_Exercise brief_
Each entry below is to be duplicated verbatim.

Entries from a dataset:
____________

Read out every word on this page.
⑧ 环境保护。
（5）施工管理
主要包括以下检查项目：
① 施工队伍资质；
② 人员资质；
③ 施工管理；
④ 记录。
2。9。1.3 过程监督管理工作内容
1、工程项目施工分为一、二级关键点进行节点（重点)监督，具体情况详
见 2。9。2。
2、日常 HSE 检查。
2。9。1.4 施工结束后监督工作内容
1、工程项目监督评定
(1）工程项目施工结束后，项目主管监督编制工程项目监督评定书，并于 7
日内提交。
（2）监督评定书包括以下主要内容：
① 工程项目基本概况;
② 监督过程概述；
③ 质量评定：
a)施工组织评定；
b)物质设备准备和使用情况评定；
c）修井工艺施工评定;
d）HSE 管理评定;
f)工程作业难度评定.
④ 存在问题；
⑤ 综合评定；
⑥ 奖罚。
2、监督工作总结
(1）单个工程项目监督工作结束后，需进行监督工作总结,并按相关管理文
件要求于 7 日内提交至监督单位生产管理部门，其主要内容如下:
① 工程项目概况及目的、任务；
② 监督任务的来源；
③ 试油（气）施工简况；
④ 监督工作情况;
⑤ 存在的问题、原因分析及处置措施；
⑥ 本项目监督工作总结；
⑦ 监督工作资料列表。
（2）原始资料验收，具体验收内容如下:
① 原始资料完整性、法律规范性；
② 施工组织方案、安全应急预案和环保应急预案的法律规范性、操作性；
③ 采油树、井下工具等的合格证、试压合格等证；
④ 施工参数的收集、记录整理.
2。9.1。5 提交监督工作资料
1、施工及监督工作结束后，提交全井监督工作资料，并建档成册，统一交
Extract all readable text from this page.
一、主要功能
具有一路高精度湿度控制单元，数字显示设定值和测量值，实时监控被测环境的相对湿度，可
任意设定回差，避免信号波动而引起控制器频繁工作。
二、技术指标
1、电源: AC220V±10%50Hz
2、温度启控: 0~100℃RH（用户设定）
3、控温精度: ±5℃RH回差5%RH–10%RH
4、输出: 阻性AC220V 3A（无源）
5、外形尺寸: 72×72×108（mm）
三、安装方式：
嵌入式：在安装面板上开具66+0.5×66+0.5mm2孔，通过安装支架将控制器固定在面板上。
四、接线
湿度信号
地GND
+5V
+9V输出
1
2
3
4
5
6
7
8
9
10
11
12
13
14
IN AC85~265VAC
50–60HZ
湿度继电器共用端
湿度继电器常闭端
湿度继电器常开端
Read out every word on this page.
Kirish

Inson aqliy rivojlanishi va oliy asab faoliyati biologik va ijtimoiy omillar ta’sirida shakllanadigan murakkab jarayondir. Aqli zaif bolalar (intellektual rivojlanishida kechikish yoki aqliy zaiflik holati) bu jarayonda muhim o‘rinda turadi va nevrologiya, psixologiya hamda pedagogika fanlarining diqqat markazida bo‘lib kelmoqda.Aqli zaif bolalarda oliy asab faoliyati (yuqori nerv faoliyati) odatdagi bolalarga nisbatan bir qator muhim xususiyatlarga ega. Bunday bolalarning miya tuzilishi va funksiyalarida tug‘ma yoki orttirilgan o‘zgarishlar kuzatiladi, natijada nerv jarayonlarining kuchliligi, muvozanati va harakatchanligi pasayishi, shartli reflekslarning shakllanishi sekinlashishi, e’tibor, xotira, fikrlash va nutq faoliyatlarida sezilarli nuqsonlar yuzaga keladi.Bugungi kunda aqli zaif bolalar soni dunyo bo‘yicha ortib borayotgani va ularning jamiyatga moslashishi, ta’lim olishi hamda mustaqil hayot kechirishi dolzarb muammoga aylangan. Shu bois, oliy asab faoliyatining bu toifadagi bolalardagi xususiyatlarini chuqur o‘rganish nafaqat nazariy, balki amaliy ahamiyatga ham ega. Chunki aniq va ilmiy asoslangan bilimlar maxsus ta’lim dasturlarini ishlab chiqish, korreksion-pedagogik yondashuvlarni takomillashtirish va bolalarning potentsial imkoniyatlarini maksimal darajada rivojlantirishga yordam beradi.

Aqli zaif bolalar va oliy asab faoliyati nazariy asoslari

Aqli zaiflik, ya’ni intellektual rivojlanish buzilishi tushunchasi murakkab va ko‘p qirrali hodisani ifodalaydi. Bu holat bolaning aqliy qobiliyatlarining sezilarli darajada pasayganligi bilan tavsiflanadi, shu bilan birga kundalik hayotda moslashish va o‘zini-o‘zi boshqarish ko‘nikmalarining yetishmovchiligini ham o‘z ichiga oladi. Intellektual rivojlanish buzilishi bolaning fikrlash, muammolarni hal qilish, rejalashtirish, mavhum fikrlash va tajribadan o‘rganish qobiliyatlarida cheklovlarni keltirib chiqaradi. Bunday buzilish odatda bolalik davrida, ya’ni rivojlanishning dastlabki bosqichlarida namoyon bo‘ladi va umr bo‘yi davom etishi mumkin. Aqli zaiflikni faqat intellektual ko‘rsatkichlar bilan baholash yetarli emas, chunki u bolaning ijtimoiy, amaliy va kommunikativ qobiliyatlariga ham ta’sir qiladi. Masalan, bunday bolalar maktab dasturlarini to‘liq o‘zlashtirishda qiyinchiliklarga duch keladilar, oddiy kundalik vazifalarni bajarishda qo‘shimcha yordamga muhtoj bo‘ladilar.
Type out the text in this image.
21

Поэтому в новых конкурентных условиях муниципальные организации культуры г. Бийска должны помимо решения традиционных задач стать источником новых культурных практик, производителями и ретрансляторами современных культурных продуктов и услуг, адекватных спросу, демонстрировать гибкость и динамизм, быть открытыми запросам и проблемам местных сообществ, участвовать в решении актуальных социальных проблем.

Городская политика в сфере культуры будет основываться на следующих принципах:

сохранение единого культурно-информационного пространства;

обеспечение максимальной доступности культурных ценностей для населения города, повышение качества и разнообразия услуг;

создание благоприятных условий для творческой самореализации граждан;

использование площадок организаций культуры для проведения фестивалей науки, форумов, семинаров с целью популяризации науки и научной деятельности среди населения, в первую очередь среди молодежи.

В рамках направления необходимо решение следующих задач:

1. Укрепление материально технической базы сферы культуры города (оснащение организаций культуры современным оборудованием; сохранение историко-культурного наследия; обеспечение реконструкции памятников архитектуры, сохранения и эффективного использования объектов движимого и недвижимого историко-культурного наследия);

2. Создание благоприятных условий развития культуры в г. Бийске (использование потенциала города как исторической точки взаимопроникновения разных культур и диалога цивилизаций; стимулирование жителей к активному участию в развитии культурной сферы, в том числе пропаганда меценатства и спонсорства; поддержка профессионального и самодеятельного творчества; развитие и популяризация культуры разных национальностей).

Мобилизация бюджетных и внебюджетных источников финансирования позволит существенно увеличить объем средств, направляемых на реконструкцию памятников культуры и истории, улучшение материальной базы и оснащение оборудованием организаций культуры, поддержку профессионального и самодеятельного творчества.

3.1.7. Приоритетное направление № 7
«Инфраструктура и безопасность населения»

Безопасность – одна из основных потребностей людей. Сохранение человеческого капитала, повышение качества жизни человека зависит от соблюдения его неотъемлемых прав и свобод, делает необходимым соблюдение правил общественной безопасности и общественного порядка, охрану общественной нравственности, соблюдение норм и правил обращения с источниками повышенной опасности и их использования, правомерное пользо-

____________

_Response to the task_
Read out every word on this page.
⑧ 环境保护。
（5）施工管理
主要包括以下检查项目：
① 施工队伍资质；
② 人员资质；
③ 施工管理；
④ 记录。
2。9。1.3 过程监督管理工作内容
1、工程项目施工分为一、二级关键点进行节点（重点)监督，具体情况详
见 2。9。2。
2、日常 HSE 检查。
2。9。1.4 施工结束后监督工作内容
1、工程项目监督评定
(1）工程项目施工结束后，项目主管监督编制工程项目监督评定书，并于 7
日内提交。
（2）监督评定书包括以下主要内容：
① 工程项目基本概况;
② 监督过程概述；
③ 质量评定：
a)施工组织评定；
b)物质设备准备和使用情况评定；
c）修井工艺施工评定;
d）HSE 管理评定;
f)工程作业难度评定.
④ 存在问题；
⑤ 综合评定；
⑥ 奖罚。
2、监督工作总结
(1）单个工程项目监督工作结束后，需进行监督工作总结,并按相关管理文
件要求于 7 日内提交至监督单位生产管理部门，其主要内容如下:
① 工程项目概况及目的、任务；
② 监督任务的来源；
③ 试油（气）施工简况；
④ 监督工作情况;
⑤ 存在的问题、原因分析及处置措施；
⑥ 本项目监督工作总结；
⑦ 监督工作资料列表。
（2）原始资料验收，具体验收内容如下:
① 原始资料完整性、法律规范性；
② 施工组织方案、安全应急预案和环保应急预案的法律规范性、操作性；
③ 采油树、井下工具等的合格证、试压合格等证；
④ 施工参数的收集、记录整理.
2。9.1。5 提交监督工作资料
1、施工及监督工作结束后，提交全井监督工作资料，并建档成册，统一交
Extract all readable text from this page.
一、主要功能
具有一路高精度湿度控制单元，数字显示设定值和测量值，实时监控被测环境的相对湿度，可
任意设定回差，避免信号波动而引起控制器频繁工作。
二、技术指标
1、电源: AC220V±10%50Hz
2、温度启控: 0~100℃RH（用户设定）
3、控温精度: ±5℃RH回差5%RH–10%RH
4、输出: 阻性AC220V 3A（无源）
5、外形尺寸: 72×72×108（mm）
三、安装方式：
嵌入式：在安装面板上开具66+0.5×66+0.5mm2孔，通过安装支架将控制器固定在面板上。
四、接线
湿度信号
地GND
+5V
+9V输出
1
2
3
4
5
6
7
8
9
10
11
12
13
14
IN AC85~265VAC
50–60HZ
湿度继电器共用端
湿度继电器常闭端
湿度继电器常开端
Read out every word on this page.
Kirish

Inson aqliy rivojlanishi va oliy asab faoliyati biologik va ijtimoiy omillar ta’sirida shakllanadigan murakkab jarayondir. Aqli zaif bolalar (intellektual rivojlanishida kechikish yoki aqliy zaiflik holati) bu jarayonda muhim o‘rinda turadi va nevrologiya, psixologiya hamda pedagogika fanlarining diqqat markazida bo‘lib kelmoqda.Aqli zaif bolalarda oliy asab faoliyati (yuqori nerv faoliyati) odatdagi bolalarga nisbatan bir qator muhim xususiyatlarga ega. Bunday bolalarning miya tuzilishi va funksiyalarida tug‘ma yoki orttirilgan o‘zgarishlar kuzatiladi, natijada nerv jarayonlarining kuchliligi, muvozanati va harakatchanligi pasayishi, shartli reflekslarning shakllanishi sekinlashishi, e’tibor, xotira, fikrlash va nutq faoliyatlarida sezilarli nuqsonlar yuzaga keladi.Bugungi kunda aqli zaif bolalar soni dunyo bo‘yicha ortib borayotgani va ularning jamiyatga moslashishi, ta’lim olishi hamda mustaqil hayot kechirishi dolzarb muammoga aylangan. Shu bois, oliy asab faoliyatining bu toifadagi bolalardagi xususiyatlarini chuqur o‘rganish nafaqat nazariy, balki amaliy ahamiyatga ham ega. Chunki aniq va ilmiy asoslangan bilimlar maxsus ta’lim dasturlarini ishlab chiqish, korreksion-pedagogik yondashuvlarni takomillashtirish va bolalarning potentsial imkoniyatlarini maksimal darajada rivojlantirishga yordam beradi.

Aqli zaif bolalar va oliy asab faoliyati nazariy asoslari

Aqli zaiflik, ya’ni intellektual rivojlanish buzilishi tushunchasi murakkab va ko‘p qirrali hodisani ifodalaydi. Bu holat bolaning aqliy qobiliyatlarining sezilarli darajada pasayganligi bilan tavsiflanadi, shu bilan birga kundalik hayotda moslashish va o‘zini-o‘zi boshqarish ko‘nikmalarining yetishmovchiligini ham o‘z ichiga oladi. Intellektual rivojlanish buzilishi bolaning fikrlash, muammolarni hal qilish, rejalashtirish, mavhum fikrlash va tajribadan o‘rganish qobiliyatlarida cheklovlarni keltirib chiqaradi. Bunday buzilish odatda bolalik davrida, ya’ni rivojlanishning dastlabki bosqichlarida namoyon bo‘ladi va umr bo‘yi davom etishi mumkin. Aqli zaiflikni faqat intellektual ko‘rsatkichlar bilan baholash yetarli emas, chunki u bolaning ijtimoiy, amaliy va kommunikativ qobiliyatlariga ham ta’sir qiladi. Masalan, bunday bolalar maktab dasturlarini to‘liq o‘zlashtirishda qiyinchiliklarga duch keladilar, oddiy kundalik vazifalarni bajarishda qo‘shimcha yordamga muhtoj bo‘ladilar.
Type out the text in this image.
21

Поэтому в новых конкурентных условиях муниципальные организации культуры г. Бийска должны помимо решения традиционных задач стать источником новых культурных практик, производителями и ретрансляторами современных культурных продуктов и услуг, адекватных спросу, демонстрировать гибкость и динамизм, быть открытыми запросам и проблемам местных сообществ, участвовать в решении актуальных социальных проблем.

Городская политика в сфере культуры будет основываться на следующих принципах:

сохранение единого культурно-информационного пространства;

обеспечение максимальной доступности культурных ценностей для населения города, повышение качества и разнообразия услуг;

создание благоприятных условий для творческой самореализации граждан;

использование площадок организаций культуры для проведения фестивалей науки, форумов, семинаров с целью популяризации науки и научной деятельности среди населения, в первую очередь среди молодежи.

В рамках направления необходимо решение следующих задач:

1. Укрепление материально технической базы сферы культуры города (оснащение организаций культуры современным оборудованием; сохранение историко-культурного наследия; обеспечение реконструкции памятников архитектуры, сохранения и эффективного использования объектов движимого и недвижимого историко-культурного наследия);

2. Создание благоприятных условий развития культуры в г. Бийске (использование потенциала города как исторической точки взаимопроникновения разных культур и диалога цивилизаций; стимулирование жителей к активному участию в развитии культурной сферы, в том числе пропаганда меценатства и спонсорства; поддержка профессионального и самодеятельного творчества; развитие и популяризация культуры разных национальностей).

Мобилизация бюджетных и внебюджетных источников финансирования позволит существенно увеличить объем средств, направляемых на реконструкцию памятников культуры и истории, улучшение материальной базы и оснащение оборудованием организаций культуры, поддержку профессионального и самодеятельного творчества.

3.1.7. Приоритетное направление № 7
«Инфраструктура и безопасность населения»

Безопасность – одна из основных потребностей людей. Сохранение человеческого капитала, повышение качества жизни человека зависит от соблюдения его неотъемлемых прав и свобод, делает необходимым соблюдение правил общественной безопасности и общественного порядка, охрану общественной нравственности, соблюдение норм и правил обращения с источниками повышенной опасности и их использования, правомерное пользо-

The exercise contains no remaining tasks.